Entries supplied →
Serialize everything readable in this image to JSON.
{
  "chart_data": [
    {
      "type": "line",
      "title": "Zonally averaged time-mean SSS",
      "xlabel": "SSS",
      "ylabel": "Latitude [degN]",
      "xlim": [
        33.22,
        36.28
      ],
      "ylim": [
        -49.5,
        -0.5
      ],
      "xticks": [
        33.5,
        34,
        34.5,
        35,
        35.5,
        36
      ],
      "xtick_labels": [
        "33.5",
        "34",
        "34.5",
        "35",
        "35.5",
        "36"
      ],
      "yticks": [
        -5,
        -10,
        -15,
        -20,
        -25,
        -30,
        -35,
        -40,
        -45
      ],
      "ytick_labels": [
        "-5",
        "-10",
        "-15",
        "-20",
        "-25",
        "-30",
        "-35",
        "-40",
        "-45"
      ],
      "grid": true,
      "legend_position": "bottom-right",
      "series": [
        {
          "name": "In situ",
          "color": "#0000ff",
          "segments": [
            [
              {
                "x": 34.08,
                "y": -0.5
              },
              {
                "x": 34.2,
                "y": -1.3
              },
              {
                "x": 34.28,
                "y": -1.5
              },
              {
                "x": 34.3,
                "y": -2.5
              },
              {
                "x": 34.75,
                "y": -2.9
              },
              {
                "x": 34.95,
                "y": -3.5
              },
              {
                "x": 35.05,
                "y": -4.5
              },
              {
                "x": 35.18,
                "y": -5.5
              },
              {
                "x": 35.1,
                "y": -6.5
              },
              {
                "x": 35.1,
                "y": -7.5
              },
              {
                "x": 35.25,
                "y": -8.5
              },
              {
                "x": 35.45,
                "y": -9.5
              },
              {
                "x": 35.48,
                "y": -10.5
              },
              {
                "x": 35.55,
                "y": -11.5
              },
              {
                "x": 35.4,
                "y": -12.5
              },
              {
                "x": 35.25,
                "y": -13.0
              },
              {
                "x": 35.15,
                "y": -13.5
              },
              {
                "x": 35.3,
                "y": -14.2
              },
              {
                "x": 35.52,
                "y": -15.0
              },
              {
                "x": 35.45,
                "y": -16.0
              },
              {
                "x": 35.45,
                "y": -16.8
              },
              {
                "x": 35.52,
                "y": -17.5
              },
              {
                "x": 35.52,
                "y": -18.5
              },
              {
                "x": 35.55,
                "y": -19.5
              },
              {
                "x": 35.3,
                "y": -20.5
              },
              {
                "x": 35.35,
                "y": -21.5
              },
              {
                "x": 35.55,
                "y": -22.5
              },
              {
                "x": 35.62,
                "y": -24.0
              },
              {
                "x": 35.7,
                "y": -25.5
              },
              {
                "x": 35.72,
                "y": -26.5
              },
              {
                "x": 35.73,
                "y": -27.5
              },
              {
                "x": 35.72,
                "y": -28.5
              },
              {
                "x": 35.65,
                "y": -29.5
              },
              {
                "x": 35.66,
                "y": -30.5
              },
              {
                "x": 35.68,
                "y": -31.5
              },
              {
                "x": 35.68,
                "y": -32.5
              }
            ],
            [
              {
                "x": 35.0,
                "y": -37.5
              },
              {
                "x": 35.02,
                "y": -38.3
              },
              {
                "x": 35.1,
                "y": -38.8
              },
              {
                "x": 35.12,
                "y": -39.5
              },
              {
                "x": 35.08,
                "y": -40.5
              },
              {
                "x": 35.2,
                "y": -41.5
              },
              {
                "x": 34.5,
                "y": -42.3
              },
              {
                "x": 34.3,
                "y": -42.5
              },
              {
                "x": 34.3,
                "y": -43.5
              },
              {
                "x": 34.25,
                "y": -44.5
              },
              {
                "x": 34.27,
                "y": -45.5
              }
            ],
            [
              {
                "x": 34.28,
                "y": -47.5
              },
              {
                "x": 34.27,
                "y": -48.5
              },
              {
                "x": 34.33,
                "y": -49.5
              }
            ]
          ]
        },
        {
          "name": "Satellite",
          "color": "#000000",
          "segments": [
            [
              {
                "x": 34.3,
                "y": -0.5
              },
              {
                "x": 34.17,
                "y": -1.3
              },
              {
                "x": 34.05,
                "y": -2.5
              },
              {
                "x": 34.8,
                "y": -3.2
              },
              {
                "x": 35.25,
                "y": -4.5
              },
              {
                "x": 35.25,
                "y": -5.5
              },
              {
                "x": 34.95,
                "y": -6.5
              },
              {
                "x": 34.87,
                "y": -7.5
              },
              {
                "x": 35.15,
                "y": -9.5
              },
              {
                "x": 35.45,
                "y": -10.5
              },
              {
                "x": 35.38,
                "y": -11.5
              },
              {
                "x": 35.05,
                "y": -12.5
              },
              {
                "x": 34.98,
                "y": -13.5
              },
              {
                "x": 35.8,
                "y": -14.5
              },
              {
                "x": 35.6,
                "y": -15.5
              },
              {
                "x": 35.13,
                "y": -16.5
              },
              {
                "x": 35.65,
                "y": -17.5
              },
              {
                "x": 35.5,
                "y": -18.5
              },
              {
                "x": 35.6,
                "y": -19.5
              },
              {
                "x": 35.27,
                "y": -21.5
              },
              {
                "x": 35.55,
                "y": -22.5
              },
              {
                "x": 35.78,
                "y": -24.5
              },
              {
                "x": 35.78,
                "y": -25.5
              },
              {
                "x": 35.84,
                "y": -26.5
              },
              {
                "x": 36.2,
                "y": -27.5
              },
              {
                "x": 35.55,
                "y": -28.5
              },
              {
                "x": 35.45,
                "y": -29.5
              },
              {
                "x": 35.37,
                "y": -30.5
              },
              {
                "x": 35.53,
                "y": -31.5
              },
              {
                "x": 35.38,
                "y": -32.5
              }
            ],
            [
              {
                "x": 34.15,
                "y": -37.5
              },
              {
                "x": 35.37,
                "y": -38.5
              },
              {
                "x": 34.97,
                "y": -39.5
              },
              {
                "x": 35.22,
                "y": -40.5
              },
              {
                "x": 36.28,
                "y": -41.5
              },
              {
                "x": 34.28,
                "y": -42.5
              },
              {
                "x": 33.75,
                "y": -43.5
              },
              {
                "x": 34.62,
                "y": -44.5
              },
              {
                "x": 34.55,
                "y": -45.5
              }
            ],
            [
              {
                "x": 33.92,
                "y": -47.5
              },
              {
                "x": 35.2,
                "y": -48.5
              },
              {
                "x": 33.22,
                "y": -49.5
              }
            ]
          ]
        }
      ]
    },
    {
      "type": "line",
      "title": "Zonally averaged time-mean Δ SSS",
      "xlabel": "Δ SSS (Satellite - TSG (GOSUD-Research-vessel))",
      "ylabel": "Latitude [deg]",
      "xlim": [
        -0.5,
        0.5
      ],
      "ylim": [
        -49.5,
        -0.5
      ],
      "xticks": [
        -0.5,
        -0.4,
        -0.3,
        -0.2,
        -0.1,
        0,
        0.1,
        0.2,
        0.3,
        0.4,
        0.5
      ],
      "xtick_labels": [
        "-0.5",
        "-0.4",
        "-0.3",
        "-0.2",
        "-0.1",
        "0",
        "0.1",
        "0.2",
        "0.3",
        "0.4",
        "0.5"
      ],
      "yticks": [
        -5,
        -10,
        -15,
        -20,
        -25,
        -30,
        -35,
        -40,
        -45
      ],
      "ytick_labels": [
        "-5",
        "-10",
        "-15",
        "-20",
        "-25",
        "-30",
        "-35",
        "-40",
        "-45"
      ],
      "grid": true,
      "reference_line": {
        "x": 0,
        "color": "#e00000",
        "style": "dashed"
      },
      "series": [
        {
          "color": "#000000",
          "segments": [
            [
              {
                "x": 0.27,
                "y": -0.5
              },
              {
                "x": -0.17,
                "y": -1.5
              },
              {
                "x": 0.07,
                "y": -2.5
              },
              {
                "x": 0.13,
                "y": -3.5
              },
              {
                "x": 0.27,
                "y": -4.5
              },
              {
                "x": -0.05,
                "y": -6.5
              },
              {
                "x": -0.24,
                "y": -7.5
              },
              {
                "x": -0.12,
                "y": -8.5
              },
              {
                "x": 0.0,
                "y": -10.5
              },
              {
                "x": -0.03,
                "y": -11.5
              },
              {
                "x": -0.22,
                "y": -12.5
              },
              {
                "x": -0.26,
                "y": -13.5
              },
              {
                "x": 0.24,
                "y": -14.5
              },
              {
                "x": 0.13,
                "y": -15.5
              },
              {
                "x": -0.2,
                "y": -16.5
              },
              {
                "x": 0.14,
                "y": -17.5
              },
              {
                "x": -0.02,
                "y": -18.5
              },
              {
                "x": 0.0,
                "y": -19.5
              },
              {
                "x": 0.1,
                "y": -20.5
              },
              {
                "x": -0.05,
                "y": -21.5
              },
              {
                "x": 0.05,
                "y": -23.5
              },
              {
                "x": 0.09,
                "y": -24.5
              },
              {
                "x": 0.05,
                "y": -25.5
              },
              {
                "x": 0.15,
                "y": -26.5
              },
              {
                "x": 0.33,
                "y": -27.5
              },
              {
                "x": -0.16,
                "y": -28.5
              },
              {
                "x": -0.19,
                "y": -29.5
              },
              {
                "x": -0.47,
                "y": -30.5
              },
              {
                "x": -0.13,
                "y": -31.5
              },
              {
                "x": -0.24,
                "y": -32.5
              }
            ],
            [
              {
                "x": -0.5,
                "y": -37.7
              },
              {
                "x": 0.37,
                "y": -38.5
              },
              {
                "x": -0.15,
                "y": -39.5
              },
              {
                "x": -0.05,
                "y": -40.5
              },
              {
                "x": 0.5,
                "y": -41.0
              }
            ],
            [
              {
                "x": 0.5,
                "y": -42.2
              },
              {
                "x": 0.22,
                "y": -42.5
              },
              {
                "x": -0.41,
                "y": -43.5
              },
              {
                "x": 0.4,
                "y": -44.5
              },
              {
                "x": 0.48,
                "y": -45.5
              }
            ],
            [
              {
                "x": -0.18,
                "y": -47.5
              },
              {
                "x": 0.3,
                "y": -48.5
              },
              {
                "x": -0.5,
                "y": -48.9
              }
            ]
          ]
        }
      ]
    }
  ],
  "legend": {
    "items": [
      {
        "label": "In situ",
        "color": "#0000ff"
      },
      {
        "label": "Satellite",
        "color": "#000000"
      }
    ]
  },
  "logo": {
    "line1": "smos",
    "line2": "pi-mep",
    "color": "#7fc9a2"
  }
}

Requirements → Spot every line that holds "color" and copy it.

Worked solution →
          "color": "#0000ff",
          "color": "#000000",
        "color": "#e00000",
          "color": "#000000",
        "color": "#0000ff"
        "color": "#000000"
    "color": "#7fc9a2"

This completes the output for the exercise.